Answer these from the passage on showExecutingUI() throwing, one per line:
1. How many times per second could postMessage be called?
2. Which users will complain that their laptop heats up and slows down?
3. What could users be asked to report to show right away that it's not a worker problem?

----- Text section

Now, suppose showExecutingUI() throws. If you don't cache the exception, the postMessage could be called anywhere from 30 to 240 times per second depending on the display refresh rate. The worker is now overloaded, receiving tasks faster than it can execute them, and so you now have a CPU core stuck at 100%, limiting system performance, as well as a slow memory leak as tasks keep getting put into the worker's queue.

Your bug report won't just be that the UI fails to update, but low-end laptop users will also complain that you're causing their laptop to heat up and slow down. You might read that and immediately check to make sure the worker is actually posting back and not getting stuck in a loop. And so you'd dive into that red herring, not knowing it's a red herring.

If the exception was cached, the laptop temperature issue wouldn't happen, and simply asking users to report back their CPU usage would tell you right away that it's not a worker problem.

----------
----- Data entries

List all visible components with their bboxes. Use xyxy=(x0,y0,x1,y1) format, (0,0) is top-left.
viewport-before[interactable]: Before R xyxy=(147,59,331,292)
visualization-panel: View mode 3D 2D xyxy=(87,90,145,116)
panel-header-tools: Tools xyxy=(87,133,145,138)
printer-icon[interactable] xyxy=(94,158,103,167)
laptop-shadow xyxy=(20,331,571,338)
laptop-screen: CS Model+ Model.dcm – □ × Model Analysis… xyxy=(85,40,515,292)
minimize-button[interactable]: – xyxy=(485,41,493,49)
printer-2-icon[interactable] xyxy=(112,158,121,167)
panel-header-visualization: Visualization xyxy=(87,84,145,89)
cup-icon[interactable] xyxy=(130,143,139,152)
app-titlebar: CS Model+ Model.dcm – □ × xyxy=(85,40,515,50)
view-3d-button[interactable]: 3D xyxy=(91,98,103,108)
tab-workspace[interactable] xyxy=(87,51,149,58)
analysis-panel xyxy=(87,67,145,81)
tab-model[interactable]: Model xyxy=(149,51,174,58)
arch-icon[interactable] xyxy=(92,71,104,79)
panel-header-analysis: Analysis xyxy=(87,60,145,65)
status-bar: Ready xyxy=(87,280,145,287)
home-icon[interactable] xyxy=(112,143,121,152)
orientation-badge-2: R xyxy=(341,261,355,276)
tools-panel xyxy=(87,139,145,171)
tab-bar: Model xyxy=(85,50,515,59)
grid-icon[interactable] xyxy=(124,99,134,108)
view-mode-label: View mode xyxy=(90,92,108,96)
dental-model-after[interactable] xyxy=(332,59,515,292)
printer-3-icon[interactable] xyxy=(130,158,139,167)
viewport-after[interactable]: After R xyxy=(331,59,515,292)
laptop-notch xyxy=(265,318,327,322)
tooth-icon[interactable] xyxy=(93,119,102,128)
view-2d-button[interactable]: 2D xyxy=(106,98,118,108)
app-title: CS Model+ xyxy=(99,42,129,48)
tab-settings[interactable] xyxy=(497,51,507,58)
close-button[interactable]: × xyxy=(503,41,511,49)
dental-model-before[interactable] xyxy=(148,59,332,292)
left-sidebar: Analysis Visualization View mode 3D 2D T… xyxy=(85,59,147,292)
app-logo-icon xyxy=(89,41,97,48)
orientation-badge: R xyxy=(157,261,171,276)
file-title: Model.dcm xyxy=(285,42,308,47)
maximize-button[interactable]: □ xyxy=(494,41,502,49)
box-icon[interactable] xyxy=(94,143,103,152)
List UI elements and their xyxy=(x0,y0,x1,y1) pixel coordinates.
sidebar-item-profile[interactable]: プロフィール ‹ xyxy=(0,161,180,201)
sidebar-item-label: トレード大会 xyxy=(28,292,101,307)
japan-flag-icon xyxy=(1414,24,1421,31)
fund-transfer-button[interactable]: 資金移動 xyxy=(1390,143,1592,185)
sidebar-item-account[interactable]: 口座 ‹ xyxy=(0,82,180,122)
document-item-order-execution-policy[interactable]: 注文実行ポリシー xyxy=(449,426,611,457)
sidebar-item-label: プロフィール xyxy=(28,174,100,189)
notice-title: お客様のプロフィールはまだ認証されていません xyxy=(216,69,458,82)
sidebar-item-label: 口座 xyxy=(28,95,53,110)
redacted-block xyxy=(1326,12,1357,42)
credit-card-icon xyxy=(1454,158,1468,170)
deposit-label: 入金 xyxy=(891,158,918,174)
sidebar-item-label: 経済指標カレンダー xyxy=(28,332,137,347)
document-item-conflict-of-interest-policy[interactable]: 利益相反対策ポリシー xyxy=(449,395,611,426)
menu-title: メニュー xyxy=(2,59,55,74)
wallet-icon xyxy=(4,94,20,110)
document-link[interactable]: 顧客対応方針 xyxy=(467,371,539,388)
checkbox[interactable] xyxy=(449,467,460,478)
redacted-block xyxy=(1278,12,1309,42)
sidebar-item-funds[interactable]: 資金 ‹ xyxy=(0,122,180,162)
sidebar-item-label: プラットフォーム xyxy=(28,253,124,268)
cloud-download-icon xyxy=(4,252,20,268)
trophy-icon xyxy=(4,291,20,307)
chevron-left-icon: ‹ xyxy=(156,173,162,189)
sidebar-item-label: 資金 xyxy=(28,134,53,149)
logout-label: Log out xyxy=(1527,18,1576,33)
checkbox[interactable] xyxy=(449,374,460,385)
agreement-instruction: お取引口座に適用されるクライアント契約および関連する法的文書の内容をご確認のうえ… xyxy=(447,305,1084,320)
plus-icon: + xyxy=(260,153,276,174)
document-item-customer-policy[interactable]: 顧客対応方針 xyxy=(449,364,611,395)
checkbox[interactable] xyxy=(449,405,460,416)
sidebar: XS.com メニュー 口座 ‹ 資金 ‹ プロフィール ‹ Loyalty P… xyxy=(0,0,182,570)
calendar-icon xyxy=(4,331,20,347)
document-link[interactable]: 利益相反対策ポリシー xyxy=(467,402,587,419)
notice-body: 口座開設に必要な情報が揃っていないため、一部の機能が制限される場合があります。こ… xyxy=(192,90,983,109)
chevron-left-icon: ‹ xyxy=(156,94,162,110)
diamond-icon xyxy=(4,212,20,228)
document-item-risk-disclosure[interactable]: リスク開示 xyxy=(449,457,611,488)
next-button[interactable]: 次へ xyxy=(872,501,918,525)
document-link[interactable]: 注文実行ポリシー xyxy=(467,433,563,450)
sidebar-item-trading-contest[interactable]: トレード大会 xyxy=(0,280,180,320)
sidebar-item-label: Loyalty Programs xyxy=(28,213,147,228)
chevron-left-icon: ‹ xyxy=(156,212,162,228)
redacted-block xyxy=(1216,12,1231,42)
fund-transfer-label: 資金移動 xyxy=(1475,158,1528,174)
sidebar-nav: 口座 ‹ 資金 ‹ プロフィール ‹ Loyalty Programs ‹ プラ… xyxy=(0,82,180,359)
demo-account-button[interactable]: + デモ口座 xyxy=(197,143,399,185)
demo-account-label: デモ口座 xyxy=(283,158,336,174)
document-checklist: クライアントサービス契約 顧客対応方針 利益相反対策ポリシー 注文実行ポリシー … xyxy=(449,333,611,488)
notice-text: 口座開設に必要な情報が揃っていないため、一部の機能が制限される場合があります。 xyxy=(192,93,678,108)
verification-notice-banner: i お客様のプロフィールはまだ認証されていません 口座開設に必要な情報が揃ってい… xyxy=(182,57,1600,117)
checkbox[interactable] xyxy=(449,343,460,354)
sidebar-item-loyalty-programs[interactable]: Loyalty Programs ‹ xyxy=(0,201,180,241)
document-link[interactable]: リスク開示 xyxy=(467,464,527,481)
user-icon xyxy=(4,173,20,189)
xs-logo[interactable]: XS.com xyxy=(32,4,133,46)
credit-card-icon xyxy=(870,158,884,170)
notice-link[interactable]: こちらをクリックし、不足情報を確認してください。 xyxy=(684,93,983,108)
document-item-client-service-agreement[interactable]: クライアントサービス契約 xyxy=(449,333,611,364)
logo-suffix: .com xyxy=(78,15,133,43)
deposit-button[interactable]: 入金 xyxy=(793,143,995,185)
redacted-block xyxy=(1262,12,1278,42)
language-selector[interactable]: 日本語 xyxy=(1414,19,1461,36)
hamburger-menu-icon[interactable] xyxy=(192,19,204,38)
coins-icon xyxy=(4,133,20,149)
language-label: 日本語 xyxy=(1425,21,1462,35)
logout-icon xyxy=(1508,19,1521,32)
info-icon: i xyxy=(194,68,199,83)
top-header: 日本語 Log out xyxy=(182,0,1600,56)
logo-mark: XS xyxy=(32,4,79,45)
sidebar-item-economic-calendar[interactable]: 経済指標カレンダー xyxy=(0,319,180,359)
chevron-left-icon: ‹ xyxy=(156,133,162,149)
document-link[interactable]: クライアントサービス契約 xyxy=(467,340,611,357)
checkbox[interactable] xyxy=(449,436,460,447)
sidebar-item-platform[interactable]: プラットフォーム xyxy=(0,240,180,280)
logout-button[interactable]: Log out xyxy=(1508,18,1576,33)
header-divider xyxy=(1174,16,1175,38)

----------

> Correct answer
1. Anywhere from 30 to 240 times per second, depending on the display refresh rate.
2. Low-end laptop users.
3. Their CPU usage.